## Task goal:
Present every line of the entries below as a Markdown table with two columns, Row for the row number and Line for the line itself, and leave out any blank lines.
=== Data supplied ===
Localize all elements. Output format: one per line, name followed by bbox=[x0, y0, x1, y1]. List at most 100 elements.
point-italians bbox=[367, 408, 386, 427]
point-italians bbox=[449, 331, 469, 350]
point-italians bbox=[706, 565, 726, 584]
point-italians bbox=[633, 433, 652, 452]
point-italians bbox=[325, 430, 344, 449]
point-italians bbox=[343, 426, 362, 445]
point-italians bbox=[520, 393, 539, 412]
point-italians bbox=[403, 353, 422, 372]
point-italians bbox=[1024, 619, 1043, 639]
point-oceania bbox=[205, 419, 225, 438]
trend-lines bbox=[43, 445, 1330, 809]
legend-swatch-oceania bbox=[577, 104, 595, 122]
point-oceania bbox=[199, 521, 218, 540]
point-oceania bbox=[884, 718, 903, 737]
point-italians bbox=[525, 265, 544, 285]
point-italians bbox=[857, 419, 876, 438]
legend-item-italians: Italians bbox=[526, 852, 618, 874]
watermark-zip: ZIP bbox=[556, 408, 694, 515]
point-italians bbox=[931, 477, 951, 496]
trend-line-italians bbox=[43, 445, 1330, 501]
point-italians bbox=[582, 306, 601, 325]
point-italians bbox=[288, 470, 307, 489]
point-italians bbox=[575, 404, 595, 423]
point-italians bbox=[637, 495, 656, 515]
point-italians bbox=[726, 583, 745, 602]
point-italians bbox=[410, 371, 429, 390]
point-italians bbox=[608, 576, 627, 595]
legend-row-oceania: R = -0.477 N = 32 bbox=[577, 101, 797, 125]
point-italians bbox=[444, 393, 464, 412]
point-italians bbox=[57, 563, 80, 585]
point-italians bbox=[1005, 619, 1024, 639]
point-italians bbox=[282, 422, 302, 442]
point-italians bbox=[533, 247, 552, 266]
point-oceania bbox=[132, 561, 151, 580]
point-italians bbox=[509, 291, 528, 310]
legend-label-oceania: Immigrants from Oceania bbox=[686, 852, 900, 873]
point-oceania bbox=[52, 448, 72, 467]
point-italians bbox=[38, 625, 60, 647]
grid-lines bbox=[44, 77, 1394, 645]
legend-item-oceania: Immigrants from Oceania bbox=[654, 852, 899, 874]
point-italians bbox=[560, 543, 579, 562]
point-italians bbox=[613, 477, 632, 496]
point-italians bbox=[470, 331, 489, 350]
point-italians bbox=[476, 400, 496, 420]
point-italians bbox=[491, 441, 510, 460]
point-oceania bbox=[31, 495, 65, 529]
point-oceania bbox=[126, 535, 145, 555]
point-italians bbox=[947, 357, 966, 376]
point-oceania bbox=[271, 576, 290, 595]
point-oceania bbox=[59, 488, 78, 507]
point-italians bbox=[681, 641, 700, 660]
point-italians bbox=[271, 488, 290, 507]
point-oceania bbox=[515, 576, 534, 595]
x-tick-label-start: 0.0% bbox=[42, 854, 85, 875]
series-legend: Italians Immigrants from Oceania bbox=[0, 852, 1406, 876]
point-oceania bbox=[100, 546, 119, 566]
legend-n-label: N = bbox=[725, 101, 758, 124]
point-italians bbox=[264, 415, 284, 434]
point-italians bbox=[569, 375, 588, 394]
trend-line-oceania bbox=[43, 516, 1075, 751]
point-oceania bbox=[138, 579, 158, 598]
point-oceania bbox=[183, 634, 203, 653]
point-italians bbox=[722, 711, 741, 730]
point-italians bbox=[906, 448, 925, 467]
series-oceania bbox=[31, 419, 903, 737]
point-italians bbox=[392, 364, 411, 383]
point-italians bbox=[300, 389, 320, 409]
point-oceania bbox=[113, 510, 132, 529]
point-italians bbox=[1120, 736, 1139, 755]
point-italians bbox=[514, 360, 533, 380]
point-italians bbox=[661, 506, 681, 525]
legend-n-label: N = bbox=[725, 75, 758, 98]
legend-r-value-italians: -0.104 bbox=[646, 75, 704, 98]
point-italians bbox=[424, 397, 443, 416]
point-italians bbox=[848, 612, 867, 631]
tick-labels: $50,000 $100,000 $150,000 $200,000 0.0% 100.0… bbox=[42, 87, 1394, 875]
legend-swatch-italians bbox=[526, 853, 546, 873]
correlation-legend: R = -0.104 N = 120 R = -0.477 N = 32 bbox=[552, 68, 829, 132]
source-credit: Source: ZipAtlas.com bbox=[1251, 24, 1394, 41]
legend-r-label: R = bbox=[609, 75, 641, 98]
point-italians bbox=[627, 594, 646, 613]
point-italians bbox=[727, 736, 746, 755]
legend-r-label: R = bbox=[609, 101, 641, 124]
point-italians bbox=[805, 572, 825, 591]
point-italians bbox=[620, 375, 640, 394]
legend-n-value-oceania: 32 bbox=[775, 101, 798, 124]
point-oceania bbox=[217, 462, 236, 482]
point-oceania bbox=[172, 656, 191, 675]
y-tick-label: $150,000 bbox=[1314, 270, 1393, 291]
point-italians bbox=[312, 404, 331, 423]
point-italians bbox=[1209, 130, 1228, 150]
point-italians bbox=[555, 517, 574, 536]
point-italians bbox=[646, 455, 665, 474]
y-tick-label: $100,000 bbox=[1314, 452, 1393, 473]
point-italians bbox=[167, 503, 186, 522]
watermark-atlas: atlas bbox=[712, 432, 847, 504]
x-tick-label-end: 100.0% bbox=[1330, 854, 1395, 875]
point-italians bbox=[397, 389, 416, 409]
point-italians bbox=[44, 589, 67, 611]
===
## Reply:
| Row | Line |
|---|---|
| 1 | Localize all elements. Output format: one per line, name followed by bbox=[x0, y0, x1, y1]. List at most 100 elements. |
| 2 | point-italians bbox=[367, 408, 386, 427] |
| 3 | point-italians bbox=[449, 331, 469, 350] |
| 4 | point-italians bbox=[706, 565, 726, 584] |
| 5 | point-italians bbox=[633, 433, 652, 452] |
| 6 | point-italians bbox=[325, 430, 344, 449] |
| 7 | point-italians bbox=[343, 426, 362, 445] |
| 8 | point-italians bbox=[520, 393, 539, 412] |
| 9 | point-italians bbox=[403, 353, 422, 372] |
| 10 | point-italians bbox=[1024, 619, 1043, 639] |
| 11 | point-oceania bbox=[205, 419, 225, 438] |
| 12 | trend-lines bbox=[43, 445, 1330, 809] |
| 13 | legend-swatch-oceania bbox=[577, 104, 595, 122] |
| 14 | point-oceania bbox=[199, 521, 218, 540] |
| 15 | point-oceania bbox=[884, 718, 903, 737] |
| 16 | point-italians bbox=[525, 265, 544, 285] |
| 17 | point-italians bbox=[857, 419, 876, 438] |
| 18 | legend-item-italians: Italians bbox=[526, 852, 618, 874] |
| 19 | watermark-zip: ZIP bbox=[556, 408, 694, 515] |
| 20 | point-italians bbox=[931, 477, 951, 496] |
| 21 | trend-line-italians bbox=[43, 445, 1330, 501] |
| 22 | point-italians bbox=[582, 306, 601, 325] |
| 23 | point-italians bbox=[288, 470, 307, 489] |
| 24 | point-italians bbox=[575, 404, 595, 423] |
| 25 | point-italians bbox=[637, 495, 656, 515] |
| 26 | point-italians bbox=[726, 583, 745, 602] |
| 27 | point-italians bbox=[410, 371, 429, 390] |
| 28 | point-italians bbox=[608, 576, 627, 595] |
| 29 | legend-row-oceania: R = -0.477 N = 32 bbox=[577, 101, 797, 125] |
| 30 | point-italians bbox=[444, 393, 464, 412] |
| 31 | point-italians bbox=[57, 563, 80, 585] |
| 32 | point-italians bbox=[1005, 619, 1024, 639] |
| 33 | point-italians bbox=[282, 422, 302, 442] |
| 34 | point-italians bbox=[533, 247, 552, 266] |
| 35 | point-oceania bbox=[132, 561, 151, 580] |
| 36 | point-italians bbox=[509, 291, 528, 310] |
| 37 | legend-label-oceania: Immigrants from Oceania bbox=[686, 852, 900, 873] |
| 38 | point-oceania bbox=[52, 448, 72, 467] |
| 39 | point-italians bbox=[38, 625, 60, 647] |
| 40 | grid-lines bbox=[44, 77, 1394, 645] |
| 41 | legend-item-oceania: Immigrants from Oceania bbox=[654, 852, 899, 874] |
| 42 | point-italians bbox=[560, 543, 579, 562] |
| 43 | point-italians bbox=[613, 477, 632, 496] |
| 44 | point-italians bbox=[470, 331, 489, 350] |
| 45 | point-italians bbox=[476, 400, 496, 420] |
| 46 | point-italians bbox=[491, 441, 510, 460] |
| 47 | point-oceania bbox=[31, 495, 65, 529] |
| 48 | point-oceania bbox=[126, 535, 145, 555] |
| 49 | point-italians bbox=[947, 357, 966, 376] |
| 50 | point-oceania bbox=[271, 576, 290, 595] |
| 51 | point-oceania bbox=[59, 488, 78, 507] |
| 52 | point-italians bbox=[681, 641, 700, 660] |
| 53 | point-italians bbox=[271, 488, 290, 507] |
| 54 | point-oceania bbox=[515, 576, 534, 595] |
| 55 | x-tick-label-start: 0.0% bbox=[42, 854, 85, 875] |
| 56 | series-legend: Italians Immigrants from Oceania bbox=[0, 852, 1406, 876] |
| 57 | point-oceania bbox=[100, 546, 119, 566] |
| 58 | legend-n-label: N = bbox=[725, 101, 758, 124] |
| 59 | point-italians bbox=[264, 415, 284, 434] |
| 60 | point-italians bbox=[569, 375, 588, 394] |
| 61 | trend-line-oceania bbox=[43, 516, 1075, 751] |
| 62 | point-oceania bbox=[138, 579, 158, 598] |
| 63 | point-oceania bbox=[183, 634, 203, 653] |
| 64 | point-italians bbox=[722, 711, 741, 730] |
| 65 | point-italians bbox=[906, 448, 925, 467] |
| 66 | series-oceania bbox=[31, 419, 903, 737] |
| 67 | point-italians bbox=[392, 364, 411, 383] |
| 68 | point-italians bbox=[300, 389, 320, 409] |
| 69 | point-oceania bbox=[113, 510, 132, 529] |
| 70 | point-italians bbox=[1120, 736, 1139, 755] |
| 71 | point-italians bbox=[514, 360, 533, 380] |
| 72 | point-italians bbox=[661, 506, 681, 525] |
| 73 | legend-n-label: N = bbox=[725, 75, 758, 98] |
| 74 | legend-r-value-italians: -0.104 bbox=[646, 75, 704, 98] |
| 75 | point-italians bbox=[424, 397, 443, 416] |
| 76 | point-italians bbox=[848, 612, 867, 631] |
| 77 | tick-labels: $50,000 $100,000 $150,000 $200,000 0.0% 100.0… bbox=[42, 87, 1394, 875] |
| 78 | legend-swatch-italians bbox=[526, 853, 546, 873] |
| 79 | correlation-legend: R = -0.104 N = 120 R = -0.477 N = 32 bbox=[552, 68, 829, 132] |
| 80 | source-credit: Source: ZipAtlas.com bbox=[1251, 24, 1394, 41] |
| 81 | legend-r-label: R = bbox=[609, 75, 641, 98] |
| 82 | point-italians bbox=[627, 594, 646, 613] |
| 83 | point-italians bbox=[727, 736, 746, 755] |
| 84 | legend-r-label: R = bbox=[609, 101, 641, 124] |
| 85 | point-italians bbox=[805, 572, 825, 591] |
| 86 | point-italians bbox=[620, 375, 640, 394] |
| 87 | legend-n-value-oceania: 32 bbox=[775, 101, 798, 124] |
| 88 | point-oceania bbox=[217, 462, 236, 482] |
| 89 | point-oceania bbox=[172, 656, 191, 675] |
| 90 | y-tick-label: $150,000 bbox=[1314, 270, 1393, 291] |
| 91 | point-italians bbox=[312, 404, 331, 423] |
| 92 | point-italians bbox=[1209, 130, 1228, 150] |
| 93 | point-italians bbox=[555, 517, 574, 536] |
| 94 | point-italians bbox=[646, 455, 665, 474] |
| 95 | y-tick-label: $100,000 bbox=[1314, 452, 1393, 473] |
| 96 | point-italians bbox=[167, 503, 186, 522] |
| 97 | watermark-atlas: atlas bbox=[712, 432, 847, 504] |
| 98 | x-tick-label-end: 100.0% bbox=[1330, 854, 1395, 875] |
| 99 | point-italians bbox=[397, 389, 416, 409] |
| 100 | point-italians bbox=[44, 589, 67, 611] |